▸ WORK TO DO
Give every entry again, word for word and in full.

[Dataset rows]
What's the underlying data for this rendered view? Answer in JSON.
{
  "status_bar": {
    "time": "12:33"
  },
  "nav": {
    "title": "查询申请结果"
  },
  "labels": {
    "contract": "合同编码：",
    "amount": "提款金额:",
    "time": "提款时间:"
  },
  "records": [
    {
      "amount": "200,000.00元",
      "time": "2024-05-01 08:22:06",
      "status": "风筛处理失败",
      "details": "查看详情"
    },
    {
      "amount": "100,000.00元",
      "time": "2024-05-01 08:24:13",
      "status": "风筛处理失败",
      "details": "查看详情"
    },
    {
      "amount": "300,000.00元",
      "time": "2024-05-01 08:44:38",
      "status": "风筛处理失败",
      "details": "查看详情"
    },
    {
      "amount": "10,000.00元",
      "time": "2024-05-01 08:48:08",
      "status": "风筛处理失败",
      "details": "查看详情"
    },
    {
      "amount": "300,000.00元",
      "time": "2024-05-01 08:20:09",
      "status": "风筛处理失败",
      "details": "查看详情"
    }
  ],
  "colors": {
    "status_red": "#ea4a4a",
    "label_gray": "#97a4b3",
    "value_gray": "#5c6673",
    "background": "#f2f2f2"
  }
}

▸ RESULT
What's the underlying data for this rendered view? Answer in JSON.
{
  "status_bar": {
    "time": "12:33"
  },
  "nav": {
    "title": "查询申请结果"
  },
  "labels": {
    "contract": "合同编码：",
    "amount": "提款金额:",
    "time": "提款时间:"
  },
  "records": [
    {
      "amount": "200,000.00元",
      "time": "2024-05-01 08:22:06",
      "status": "风筛处理失败",
      "details": "查看详情"
    },
    {
      "amount": "100,000.00元",
      "time": "2024-05-01 08:24:13",
      "status": "风筛处理失败",
      "details": "查看详情"
    },
    {
      "amount": "300,000.00元",
      "time": "2024-05-01 08:44:38",
      "status": "风筛处理失败",
      "details": "查看详情"
    },
    {
      "amount": "10,000.00元",
      "time": "2024-05-01 08:48:08",
      "status": "风筛处理失败",
      "details": "查看详情"
    },
    {
      "amount": "300,000.00元",
      "time": "2024-05-01 08:20:09",
      "status": "风筛处理失败",
      "details": "查看详情"
    }
  ],
  "colors": {
    "status_red": "#ea4a4a",
    "label_gray": "#97a4b3",
    "value_gray": "#5c6673",
    "background": "#f2f2f2"
  }
}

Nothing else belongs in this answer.